● **Task statement**
Find all the lines with "hasta" and gather them.

** begin Data rows **

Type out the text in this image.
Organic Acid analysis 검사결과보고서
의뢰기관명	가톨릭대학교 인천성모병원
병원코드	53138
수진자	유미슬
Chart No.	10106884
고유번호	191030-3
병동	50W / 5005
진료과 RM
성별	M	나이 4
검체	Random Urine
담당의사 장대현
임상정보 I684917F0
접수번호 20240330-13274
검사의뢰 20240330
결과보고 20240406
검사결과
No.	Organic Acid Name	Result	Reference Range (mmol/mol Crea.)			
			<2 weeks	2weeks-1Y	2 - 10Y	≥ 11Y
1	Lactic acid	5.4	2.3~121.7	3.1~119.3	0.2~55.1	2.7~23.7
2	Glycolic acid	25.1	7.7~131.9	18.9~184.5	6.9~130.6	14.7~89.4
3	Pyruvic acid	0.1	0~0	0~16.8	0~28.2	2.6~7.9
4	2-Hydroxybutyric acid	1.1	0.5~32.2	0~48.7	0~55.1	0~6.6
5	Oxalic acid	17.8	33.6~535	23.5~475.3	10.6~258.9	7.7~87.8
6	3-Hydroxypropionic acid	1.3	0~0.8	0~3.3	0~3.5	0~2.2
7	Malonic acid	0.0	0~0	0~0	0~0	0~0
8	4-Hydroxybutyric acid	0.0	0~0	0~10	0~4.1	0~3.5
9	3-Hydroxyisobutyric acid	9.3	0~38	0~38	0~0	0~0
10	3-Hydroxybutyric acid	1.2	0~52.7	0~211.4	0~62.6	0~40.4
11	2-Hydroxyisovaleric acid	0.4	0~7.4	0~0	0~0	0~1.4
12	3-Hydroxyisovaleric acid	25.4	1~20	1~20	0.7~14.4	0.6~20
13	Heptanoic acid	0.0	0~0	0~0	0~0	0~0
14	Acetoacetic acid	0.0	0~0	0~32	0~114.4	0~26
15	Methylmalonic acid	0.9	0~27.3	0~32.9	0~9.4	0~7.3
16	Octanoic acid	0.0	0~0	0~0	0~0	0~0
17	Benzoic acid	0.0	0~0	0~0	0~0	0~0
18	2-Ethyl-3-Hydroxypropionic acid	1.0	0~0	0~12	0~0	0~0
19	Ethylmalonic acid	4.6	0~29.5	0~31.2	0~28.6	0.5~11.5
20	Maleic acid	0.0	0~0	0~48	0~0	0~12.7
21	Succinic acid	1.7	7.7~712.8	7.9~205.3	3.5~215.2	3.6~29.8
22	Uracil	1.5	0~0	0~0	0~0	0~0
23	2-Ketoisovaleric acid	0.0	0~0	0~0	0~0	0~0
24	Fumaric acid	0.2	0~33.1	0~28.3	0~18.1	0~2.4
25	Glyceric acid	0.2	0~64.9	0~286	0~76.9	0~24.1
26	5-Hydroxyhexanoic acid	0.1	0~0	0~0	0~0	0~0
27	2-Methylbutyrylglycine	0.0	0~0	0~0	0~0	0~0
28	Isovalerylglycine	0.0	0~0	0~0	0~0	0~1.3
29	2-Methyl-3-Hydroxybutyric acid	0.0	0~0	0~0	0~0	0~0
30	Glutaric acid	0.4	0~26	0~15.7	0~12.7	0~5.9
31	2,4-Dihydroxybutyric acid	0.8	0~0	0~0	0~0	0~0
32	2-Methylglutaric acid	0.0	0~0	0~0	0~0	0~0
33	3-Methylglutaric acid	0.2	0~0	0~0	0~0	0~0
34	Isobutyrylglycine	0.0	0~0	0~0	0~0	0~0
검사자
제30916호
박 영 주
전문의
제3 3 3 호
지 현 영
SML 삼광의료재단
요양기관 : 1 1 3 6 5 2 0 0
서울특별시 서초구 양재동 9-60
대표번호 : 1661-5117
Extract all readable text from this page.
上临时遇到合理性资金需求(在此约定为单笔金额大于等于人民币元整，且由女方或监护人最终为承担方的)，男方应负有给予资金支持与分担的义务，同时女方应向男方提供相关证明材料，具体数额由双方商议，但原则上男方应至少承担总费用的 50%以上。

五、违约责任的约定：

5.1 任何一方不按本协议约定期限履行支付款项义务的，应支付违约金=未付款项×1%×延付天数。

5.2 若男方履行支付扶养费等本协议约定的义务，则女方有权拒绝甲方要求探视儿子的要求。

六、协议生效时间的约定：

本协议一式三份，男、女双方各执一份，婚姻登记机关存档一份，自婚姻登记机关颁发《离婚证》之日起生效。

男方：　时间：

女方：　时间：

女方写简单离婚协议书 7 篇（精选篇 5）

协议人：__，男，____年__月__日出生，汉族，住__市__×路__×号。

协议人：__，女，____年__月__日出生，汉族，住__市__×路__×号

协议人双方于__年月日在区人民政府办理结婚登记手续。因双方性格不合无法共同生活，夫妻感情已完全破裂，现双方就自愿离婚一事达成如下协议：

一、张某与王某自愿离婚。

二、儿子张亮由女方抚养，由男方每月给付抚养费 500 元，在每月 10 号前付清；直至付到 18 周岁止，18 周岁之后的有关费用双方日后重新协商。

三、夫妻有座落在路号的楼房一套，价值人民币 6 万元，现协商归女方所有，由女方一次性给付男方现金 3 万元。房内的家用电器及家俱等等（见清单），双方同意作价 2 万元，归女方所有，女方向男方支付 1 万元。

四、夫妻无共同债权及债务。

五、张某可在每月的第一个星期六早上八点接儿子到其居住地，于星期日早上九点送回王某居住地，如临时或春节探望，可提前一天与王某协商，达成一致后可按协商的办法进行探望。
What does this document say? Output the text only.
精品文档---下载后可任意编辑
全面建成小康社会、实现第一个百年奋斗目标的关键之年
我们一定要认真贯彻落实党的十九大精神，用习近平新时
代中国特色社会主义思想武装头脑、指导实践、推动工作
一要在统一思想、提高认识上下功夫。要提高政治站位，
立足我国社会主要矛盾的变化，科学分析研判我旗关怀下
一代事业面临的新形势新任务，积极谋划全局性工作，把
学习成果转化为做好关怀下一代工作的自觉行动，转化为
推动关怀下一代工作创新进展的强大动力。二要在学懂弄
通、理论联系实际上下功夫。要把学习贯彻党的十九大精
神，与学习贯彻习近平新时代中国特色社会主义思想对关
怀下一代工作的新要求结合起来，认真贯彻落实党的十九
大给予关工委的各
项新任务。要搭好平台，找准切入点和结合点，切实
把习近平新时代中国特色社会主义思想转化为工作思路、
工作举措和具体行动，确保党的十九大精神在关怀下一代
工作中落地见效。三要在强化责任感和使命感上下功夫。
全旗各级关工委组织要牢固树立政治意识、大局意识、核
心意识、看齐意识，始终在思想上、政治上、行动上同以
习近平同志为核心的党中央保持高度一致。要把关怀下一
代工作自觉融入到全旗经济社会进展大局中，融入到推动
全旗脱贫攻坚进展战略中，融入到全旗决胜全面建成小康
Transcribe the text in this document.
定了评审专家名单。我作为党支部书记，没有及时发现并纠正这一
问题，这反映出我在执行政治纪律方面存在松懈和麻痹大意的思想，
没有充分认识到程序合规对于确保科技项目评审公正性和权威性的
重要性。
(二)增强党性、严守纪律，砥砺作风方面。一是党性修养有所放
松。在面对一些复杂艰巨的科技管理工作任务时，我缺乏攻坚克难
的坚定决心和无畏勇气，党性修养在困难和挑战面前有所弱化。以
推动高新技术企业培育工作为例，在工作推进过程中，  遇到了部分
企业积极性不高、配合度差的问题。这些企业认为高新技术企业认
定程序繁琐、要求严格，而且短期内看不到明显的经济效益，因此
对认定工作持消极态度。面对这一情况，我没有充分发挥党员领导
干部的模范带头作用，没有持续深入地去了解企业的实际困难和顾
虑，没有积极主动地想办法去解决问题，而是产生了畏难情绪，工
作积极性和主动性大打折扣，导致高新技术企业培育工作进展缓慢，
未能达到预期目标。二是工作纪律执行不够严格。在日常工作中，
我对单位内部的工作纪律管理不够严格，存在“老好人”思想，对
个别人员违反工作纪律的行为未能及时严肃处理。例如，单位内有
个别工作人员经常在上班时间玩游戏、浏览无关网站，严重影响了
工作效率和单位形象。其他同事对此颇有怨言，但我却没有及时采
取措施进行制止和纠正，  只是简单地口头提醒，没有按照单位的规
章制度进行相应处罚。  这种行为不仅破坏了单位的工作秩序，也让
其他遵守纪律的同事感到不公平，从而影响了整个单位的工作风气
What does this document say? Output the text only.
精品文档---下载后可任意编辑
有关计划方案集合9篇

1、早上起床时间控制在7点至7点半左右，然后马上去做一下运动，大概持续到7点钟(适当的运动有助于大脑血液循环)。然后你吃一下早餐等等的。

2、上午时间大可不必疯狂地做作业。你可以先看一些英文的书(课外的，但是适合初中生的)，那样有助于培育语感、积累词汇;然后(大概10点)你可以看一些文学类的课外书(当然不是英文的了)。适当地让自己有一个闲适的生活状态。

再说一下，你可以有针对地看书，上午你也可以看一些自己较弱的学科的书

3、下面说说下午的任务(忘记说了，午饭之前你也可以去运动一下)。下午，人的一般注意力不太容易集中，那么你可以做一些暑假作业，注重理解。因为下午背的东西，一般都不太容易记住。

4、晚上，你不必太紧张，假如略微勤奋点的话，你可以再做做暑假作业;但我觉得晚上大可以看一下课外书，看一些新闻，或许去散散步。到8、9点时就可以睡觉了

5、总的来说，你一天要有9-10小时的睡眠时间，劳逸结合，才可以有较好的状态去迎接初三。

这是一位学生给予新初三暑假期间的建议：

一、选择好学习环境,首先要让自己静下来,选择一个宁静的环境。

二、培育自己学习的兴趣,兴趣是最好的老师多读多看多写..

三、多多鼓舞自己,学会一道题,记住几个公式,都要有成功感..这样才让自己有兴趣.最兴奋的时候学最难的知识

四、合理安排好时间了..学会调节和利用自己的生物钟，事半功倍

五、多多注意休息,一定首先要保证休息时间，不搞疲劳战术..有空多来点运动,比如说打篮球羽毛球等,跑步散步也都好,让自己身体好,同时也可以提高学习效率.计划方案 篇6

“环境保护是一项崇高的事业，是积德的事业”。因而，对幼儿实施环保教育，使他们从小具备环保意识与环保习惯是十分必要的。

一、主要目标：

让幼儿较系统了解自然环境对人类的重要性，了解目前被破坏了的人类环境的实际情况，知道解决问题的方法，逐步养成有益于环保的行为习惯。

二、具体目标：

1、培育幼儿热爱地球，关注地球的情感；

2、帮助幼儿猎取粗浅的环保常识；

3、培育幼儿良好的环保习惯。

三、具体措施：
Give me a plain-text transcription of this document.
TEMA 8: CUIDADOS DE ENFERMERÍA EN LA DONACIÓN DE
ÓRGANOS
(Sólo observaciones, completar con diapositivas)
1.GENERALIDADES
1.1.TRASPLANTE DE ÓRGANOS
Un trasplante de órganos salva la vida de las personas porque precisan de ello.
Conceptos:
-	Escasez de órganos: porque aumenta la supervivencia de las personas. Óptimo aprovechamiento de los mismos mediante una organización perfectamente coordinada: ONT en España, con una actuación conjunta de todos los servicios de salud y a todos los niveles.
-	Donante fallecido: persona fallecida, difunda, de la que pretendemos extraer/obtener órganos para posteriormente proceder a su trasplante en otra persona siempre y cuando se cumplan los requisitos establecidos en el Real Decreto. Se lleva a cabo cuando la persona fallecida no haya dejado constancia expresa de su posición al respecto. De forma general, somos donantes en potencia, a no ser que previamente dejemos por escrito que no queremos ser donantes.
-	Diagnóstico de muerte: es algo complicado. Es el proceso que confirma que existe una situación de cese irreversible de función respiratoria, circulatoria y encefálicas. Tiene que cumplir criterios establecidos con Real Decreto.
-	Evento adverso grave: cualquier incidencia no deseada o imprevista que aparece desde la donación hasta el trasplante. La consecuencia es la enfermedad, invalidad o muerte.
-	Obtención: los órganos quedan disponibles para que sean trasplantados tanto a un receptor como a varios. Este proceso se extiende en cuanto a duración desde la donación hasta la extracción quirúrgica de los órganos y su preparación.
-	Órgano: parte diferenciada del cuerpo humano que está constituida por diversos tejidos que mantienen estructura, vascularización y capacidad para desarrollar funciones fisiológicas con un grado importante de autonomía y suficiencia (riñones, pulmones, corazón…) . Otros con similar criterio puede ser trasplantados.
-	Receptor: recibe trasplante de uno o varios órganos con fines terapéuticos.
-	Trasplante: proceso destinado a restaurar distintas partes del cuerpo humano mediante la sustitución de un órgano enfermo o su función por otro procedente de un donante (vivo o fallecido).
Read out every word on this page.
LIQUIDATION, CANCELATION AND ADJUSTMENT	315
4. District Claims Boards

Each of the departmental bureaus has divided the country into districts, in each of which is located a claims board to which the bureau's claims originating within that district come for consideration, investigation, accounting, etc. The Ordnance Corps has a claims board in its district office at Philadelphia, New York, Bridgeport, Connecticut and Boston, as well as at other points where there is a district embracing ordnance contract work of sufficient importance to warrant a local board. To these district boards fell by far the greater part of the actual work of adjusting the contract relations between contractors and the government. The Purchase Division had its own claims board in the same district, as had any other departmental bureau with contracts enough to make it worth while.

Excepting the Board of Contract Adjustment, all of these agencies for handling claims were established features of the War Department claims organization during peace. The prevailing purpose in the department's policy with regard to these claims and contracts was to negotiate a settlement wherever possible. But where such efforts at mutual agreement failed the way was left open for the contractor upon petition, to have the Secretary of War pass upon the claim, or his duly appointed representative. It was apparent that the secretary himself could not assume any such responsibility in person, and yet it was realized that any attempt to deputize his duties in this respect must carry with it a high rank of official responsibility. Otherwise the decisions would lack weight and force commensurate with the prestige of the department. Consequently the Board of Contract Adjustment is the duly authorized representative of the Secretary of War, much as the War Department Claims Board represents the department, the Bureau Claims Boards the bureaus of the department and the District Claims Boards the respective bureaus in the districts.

** end Data rows **

● **Solved exercise**
-	Evento adverso grave: cualquier incidencia no deseada o imprevista que aparece desde la donación hasta el trasplante. La consecuencia es la enfermedad, invalidad o muerte.
-	Obtención: los órganos quedan disponibles para que sean trasplantados tanto a un receptor como a varios. Este proceso se extiende en cuanto a duración desde la donación hasta la extracción quirúrgica de los órganos y su preparación.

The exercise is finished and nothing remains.